Collected data entries
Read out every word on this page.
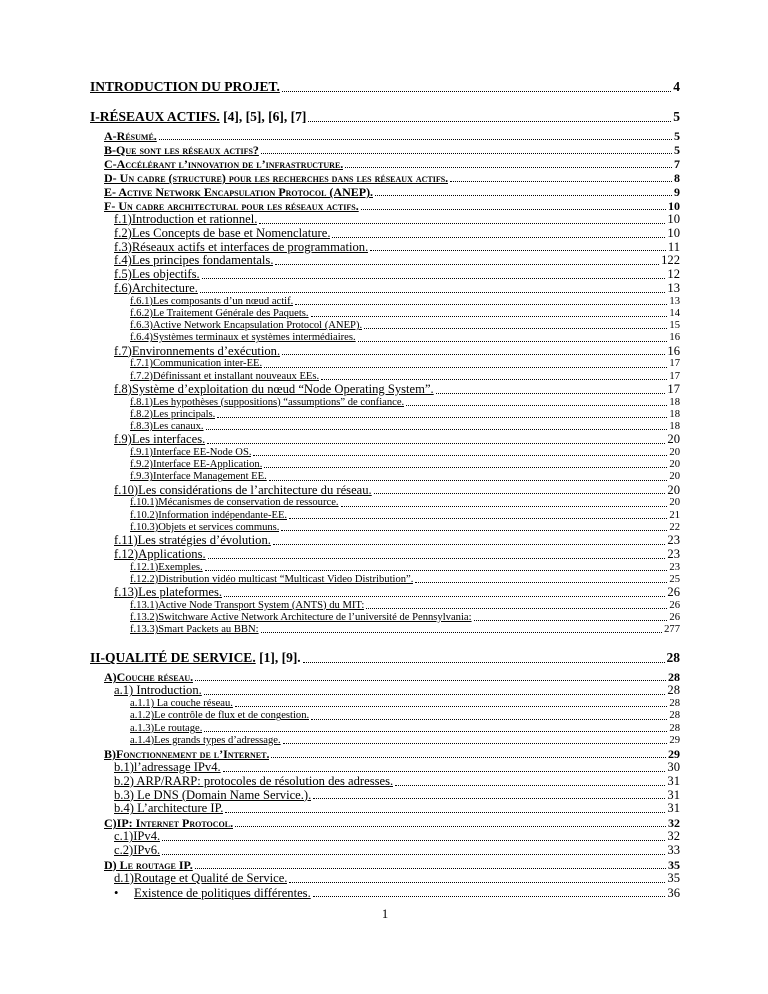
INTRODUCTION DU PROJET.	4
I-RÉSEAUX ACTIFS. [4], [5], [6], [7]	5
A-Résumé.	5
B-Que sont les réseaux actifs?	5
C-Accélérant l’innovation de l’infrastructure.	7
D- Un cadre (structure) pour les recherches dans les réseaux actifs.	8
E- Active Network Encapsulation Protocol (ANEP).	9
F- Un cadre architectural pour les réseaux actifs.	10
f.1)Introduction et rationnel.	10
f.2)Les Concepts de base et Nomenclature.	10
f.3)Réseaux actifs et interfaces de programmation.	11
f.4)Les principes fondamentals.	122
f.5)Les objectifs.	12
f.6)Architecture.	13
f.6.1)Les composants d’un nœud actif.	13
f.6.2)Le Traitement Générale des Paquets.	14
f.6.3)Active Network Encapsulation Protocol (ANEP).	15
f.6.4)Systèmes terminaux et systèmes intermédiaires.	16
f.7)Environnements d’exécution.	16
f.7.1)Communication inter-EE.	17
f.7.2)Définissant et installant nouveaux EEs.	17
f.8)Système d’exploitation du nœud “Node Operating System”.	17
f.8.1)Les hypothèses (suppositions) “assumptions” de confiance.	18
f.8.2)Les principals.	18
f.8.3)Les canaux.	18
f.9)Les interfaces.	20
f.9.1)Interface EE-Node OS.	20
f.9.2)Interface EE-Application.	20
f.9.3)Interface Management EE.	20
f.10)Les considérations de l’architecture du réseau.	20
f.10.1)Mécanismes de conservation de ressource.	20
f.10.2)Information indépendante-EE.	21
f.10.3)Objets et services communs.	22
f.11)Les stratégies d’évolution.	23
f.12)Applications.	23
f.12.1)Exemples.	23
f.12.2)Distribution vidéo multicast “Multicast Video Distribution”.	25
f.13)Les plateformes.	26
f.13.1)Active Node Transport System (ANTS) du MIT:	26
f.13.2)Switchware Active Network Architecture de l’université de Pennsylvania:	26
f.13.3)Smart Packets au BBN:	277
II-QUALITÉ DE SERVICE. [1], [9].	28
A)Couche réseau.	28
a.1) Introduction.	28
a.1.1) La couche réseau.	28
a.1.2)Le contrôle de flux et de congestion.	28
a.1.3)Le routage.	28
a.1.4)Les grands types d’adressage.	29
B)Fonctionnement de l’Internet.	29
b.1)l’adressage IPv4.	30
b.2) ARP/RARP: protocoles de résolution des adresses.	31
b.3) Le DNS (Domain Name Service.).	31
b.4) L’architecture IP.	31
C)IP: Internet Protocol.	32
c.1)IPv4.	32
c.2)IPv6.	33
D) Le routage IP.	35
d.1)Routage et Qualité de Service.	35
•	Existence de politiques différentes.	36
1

**DIRECTIVE**: Repeat the entries exactly and keep the pictures out of the copy.

**RESULT OF THIS TASK**:
Read out every word on this page.
INTRODUCTION DU PROJET.	4
I-RÉSEAUX ACTIFS. [4], [5], [6], [7]	5
A-Résumé.	5
B-Que sont les réseaux actifs?	5
C-Accélérant l’innovation de l’infrastructure.	7
D- Un cadre (structure) pour les recherches dans les réseaux actifs.	8
E- Active Network Encapsulation Protocol (ANEP).	9
F- Un cadre architectural pour les réseaux actifs.	10
f.1)Introduction et rationnel.	10
f.2)Les Concepts de base et Nomenclature.	10
f.3)Réseaux actifs et interfaces de programmation.	11
f.4)Les principes fondamentals.	122
f.5)Les objectifs.	12
f.6)Architecture.	13
f.6.1)Les composants d’un nœud actif.	13
f.6.2)Le Traitement Générale des Paquets.	14
f.6.3)Active Network Encapsulation Protocol (ANEP).	15
f.6.4)Systèmes terminaux et systèmes intermédiaires.	16
f.7)Environnements d’exécution.	16
f.7.1)Communication inter-EE.	17
f.7.2)Définissant et installant nouveaux EEs.	17
f.8)Système d’exploitation du nœud “Node Operating System”.	17
f.8.1)Les hypothèses (suppositions) “assumptions” de confiance.	18
f.8.2)Les principals.	18
f.8.3)Les canaux.	18
f.9)Les interfaces.	20
f.9.1)Interface EE-Node OS.	20
f.9.2)Interface EE-Application.	20
f.9.3)Interface Management EE.	20
f.10)Les considérations de l’architecture du réseau.	20
f.10.1)Mécanismes de conservation de ressource.	20
f.10.2)Information indépendante-EE.	21
f.10.3)Objets et services communs.	22
f.11)Les stratégies d’évolution.	23
f.12)Applications.	23
f.12.1)Exemples.	23
f.12.2)Distribution vidéo multicast “Multicast Video Distribution”.	25
f.13)Les plateformes.	26
f.13.1)Active Node Transport System (ANTS) du MIT:	26
f.13.2)Switchware Active Network Architecture de l’université de Pennsylvania:	26
f.13.3)Smart Packets au BBN:	277
II-QUALITÉ DE SERVICE. [1], [9].	28
A)Couche réseau.	28
a.1) Introduction.	28
a.1.1) La couche réseau.	28
a.1.2)Le contrôle de flux et de congestion.	28
a.1.3)Le routage.	28
a.1.4)Les grands types d’adressage.	29
B)Fonctionnement de l’Internet.	29
b.1)l’adressage IPv4.	30
b.2) ARP/RARP: protocoles de résolution des adresses.	31
b.3) Le DNS (Domain Name Service.).	31
b.4) L’architecture IP.	31
C)IP: Internet Protocol.	32
c.1)IPv4.	32
c.2)IPv6.	33
D) Le routage IP.	35
d.1)Routage et Qualité de Service.	35
•	Existence de politiques différentes.	36
1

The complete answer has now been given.